The extension argument behind the ‘one vote’ principle is trying to weigh up a second preference, do you care about your second preference as much as you care about your first? Not only is the implication behind this, that anyone who didn’t vote for one of two leading French presidential candidates at their last election shouldn’t be allowed to vote in the second election, but this argument also lives in a beautiful rose-tinted world where tactical voting doesn’t exist.

Let’s take me 4 years ago. Scottish elections 2007. My local constituency vote. My local constituency was a Labour vs SNP race, any other candidates were unlikely to stand a chance. Now I’m a big fan of the Greens, I like what they say, I also (this is 2007 remember) really like the Lib Dems. So I have to vote. I vote for Labour. The reason being is I don’t want the SNP getting in. However my first and second preference never got any vote. Under FPTP system my first and second preference count for nothing but my third preference gets my vote and counts as my only preference. At least under AV my first and second preferences would have got the initial extra vote, therefore meaning their initial numbers would’ve looked better. With tactical voting our actual first preferences count for nothing.

It Will Help Minor Parties

This is the classic ‘you’re helping the BNP’ tactic. This is in many ways true. AV does have the potential to be better for smaller parties. The argument does that by allowing people to choose their first preference, more people will choose more minority parties instead of voting tactically with the main two or three.

This is a fair criticism, but it’s also kind of the point. You see, under the fundamental rules of democracy if 10% of people want the BNP the BNP should get 10% of the seats/power. Advertising your electoral system with ‘it will exclude the BNP’ is only the same as advertising it with ‘in no way representational of what people feel’. I’m not saying the BNP should get in, but instead that they shouldn’t fail to achieve seats because we design a dubious electoral system to stop them, but because they are wrong and we convince other people they are wrong and no one votes for them. That’s how democracy works. And if God forbid 10% of people want to vote for the BNP, well then the sad truth is maybe that’s what they deserve.

It may very well help minor parties, but all that means is that we can celebrate the diversity of views we have in this country.

It Will Screw Over Minor Parties

Yes, the opposite is also true, confusingly. This argument goes that AV will make it harder for minority parties to get in, as they have to have over 50% of the vote in a constituency. All they currently have to do is achieve roughly a third, or basically be the most popular, which is different to overall having 50% of your constituency being okay with you in power.

- [GIVEN INFORMATION]:

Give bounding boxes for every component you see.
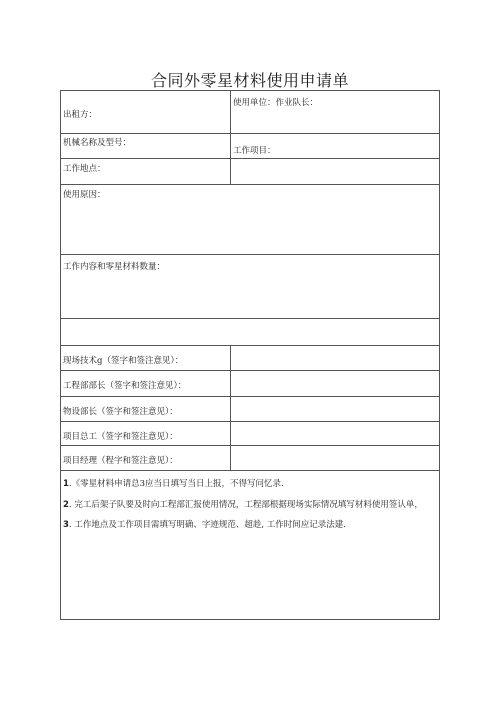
note-number: 2 bbox=[63, 500, 69, 510]
application-form bbox=[60, 90, 440, 620]
user-unit-cell[interactable] bbox=[231, 91, 439, 133]
sign-label-cell bbox=[61, 446, 231, 470]
machine-cell[interactable] bbox=[61, 134, 231, 158]
form-row-content[interactable] bbox=[61, 255, 439, 319]
location-label: 工作地点： bbox=[63, 164, 106, 174]
sign-label-cell bbox=[61, 346, 231, 370]
location-cell[interactable] bbox=[61, 159, 231, 184]
sign-label-cell bbox=[61, 371, 231, 396]
note-number: 1 bbox=[63, 479, 69, 489]
sign-label: 项目经理（程字和签注意见）： bbox=[63, 456, 178, 466]
sign-row-site-tech bbox=[61, 346, 439, 371]
sign-field[interactable] bbox=[231, 346, 439, 370]
form-row-location bbox=[61, 159, 439, 185]
sign-label: 工程部部长（签字和签注意见）： bbox=[63, 381, 187, 391]
sign-row-engineering bbox=[61, 371, 439, 397]
sign-row-project-manager bbox=[61, 446, 439, 471]
content-label: 工作内容和零星材料数量： bbox=[63, 262, 166, 272]
form-row-machine bbox=[61, 134, 439, 159]
form-row-reason[interactable] bbox=[61, 185, 439, 255]
reason-label: 使用原因： bbox=[63, 190, 106, 200]
sign-label: 现场技术g（签字和签注意见）： bbox=[63, 356, 184, 366]
sign-label-cell bbox=[61, 397, 231, 421]
work-item-cell[interactable] bbox=[231, 134, 439, 158]
note-item bbox=[63, 477, 284, 489]
work-item-label: 工作项目： bbox=[233, 146, 276, 156]
form-title: 合同外零星材料使用申请单 bbox=[150, 71, 349, 90]
lessor-cell[interactable] bbox=[61, 91, 231, 133]
form-row-lessor bbox=[61, 91, 439, 134]
note-item bbox=[63, 518, 346, 530]
sign-row-chief-engineer bbox=[61, 422, 439, 446]
sign-field[interactable] bbox=[231, 422, 439, 445]
note-text: . 完工后架子队要及时向工程部汇报使用情况，工程部根据现场实际情况填写材料使用签认单， bbox=[68, 500, 423, 510]
sign-row-materials bbox=[61, 397, 439, 422]
sign-label: 物设部长（签字和签注意见）： bbox=[63, 407, 178, 417]
sign-label-cell bbox=[61, 422, 231, 445]
lessor-label: 出租方： bbox=[63, 110, 98, 120]
machine-label: 机械名称及型号： bbox=[63, 138, 132, 148]
note-text: .《零星材料申请总3应当日填写当日上报，不得写问忆录. bbox=[68, 479, 284, 489]
note-item bbox=[63, 498, 423, 510]
sign-label: 项目总工（签字和签注意见）： bbox=[63, 432, 178, 442]
sign-field[interactable] bbox=[231, 446, 439, 470]
sign-field[interactable] bbox=[231, 371, 439, 396]
location-right-cell[interactable] bbox=[231, 159, 439, 184]
sign-field[interactable] bbox=[231, 397, 439, 421]
form-row-blank[interactable] bbox=[61, 319, 439, 346]
user-unit-label: 使用单位：作业队长： bbox=[233, 98, 319, 108]
note-text: . 工作地点及工作项目需填写明确、字迹规范、超趁, 工作时间应记录法建. bbox=[68, 520, 346, 530]
note-number: 3 bbox=[63, 520, 69, 530]
notes-section bbox=[61, 471, 439, 621]
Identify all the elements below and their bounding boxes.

- [WRITTEN INSTRUCTION 1]: In the voting-reform text, which two parties contested the writer's local constituency race in the 2007 Scottish elections?
- [WRITTEN INSTRUCTION 2]: Proceed with the voting-reform text, beginning right after its final sentence.

- [EXERCISE RESULT 1]: Labour and the SNP.

- [EXERCISE RESULT 2]:
This is a fair argument. But once more it kind of comes back to the ‘that is the point’ argument. If at the end of the day 50% of people would rather not have you representing them, and 50% would prefer the other guy, then they probably deserve it more. That’s just life. If minor parties aren’t getting elected under this then they will have to reassess their policies etc.

However the main evidence to back up this argument is that the Greens new MP only got in the thirties percentage wise to take her Brighton seat, and therefore she may not have got more than 50%. This is entirely speculative, and only with a complex poll would you be able to determine the number of second preferences she would’ve picked up from other groups. For all we know under AV she may very well have reached 50%.

It may very well be true. But I wish the No to AV campaigners would make up their mind of which they’re going to run with. It’s a clever tactic though, argue with both so whichever I refute only backs up the other.

‘We Need Strong Governments’

This is my favourite one. Because on a very principled level this is basically people saying they want democracy but only if they get their way. Or at least only if people agree with them.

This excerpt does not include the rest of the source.